● Set problem
The listing below is the input. Say how many of its lines contain "كتاب", giving the number alone.

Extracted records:

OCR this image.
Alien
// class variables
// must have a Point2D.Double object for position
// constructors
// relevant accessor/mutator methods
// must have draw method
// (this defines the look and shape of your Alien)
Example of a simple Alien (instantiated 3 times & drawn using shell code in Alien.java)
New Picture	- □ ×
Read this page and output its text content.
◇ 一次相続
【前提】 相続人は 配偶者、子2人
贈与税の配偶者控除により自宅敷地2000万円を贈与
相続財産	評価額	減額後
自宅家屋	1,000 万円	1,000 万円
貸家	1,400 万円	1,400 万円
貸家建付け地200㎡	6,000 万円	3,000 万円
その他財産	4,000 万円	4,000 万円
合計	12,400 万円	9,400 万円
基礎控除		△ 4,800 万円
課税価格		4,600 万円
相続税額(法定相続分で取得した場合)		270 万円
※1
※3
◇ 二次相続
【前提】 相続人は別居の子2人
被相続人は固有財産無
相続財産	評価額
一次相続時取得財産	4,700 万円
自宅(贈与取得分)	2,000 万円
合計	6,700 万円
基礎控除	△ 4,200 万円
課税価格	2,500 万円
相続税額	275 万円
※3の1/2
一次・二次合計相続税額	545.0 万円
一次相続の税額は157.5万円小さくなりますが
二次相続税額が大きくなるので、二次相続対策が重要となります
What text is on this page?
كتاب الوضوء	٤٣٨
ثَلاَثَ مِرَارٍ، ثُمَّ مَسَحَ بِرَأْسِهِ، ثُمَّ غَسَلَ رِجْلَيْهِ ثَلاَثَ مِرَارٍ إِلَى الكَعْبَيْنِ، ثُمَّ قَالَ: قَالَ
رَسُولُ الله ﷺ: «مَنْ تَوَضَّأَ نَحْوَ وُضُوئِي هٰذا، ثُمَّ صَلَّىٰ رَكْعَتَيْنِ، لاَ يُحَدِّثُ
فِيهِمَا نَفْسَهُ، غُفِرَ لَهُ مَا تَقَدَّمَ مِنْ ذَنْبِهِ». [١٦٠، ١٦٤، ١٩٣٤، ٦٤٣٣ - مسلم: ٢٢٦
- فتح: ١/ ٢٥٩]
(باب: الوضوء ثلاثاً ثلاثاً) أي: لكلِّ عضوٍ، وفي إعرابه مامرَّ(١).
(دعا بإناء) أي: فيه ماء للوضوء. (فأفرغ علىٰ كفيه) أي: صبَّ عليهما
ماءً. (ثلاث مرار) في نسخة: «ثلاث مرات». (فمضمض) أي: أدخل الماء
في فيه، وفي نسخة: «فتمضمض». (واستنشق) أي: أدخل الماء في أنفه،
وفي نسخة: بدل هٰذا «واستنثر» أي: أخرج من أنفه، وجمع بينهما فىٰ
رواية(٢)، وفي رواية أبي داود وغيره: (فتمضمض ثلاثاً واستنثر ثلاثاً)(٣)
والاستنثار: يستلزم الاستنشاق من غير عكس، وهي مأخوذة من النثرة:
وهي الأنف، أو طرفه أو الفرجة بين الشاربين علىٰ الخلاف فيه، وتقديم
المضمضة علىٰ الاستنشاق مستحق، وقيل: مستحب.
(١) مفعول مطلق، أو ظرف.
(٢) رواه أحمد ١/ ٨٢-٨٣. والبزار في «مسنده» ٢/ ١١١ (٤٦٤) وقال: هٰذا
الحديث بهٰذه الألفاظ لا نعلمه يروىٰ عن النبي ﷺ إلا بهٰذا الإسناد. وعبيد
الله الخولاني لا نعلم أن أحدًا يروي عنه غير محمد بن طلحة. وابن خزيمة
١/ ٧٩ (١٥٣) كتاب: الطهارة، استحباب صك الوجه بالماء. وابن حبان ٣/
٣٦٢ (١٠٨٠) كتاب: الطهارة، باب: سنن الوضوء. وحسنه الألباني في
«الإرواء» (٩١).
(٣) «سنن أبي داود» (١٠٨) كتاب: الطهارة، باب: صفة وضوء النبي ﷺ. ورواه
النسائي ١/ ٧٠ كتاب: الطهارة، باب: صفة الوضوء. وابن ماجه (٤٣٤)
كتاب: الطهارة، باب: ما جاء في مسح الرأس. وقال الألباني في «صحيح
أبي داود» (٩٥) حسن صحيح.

● Result of this task
6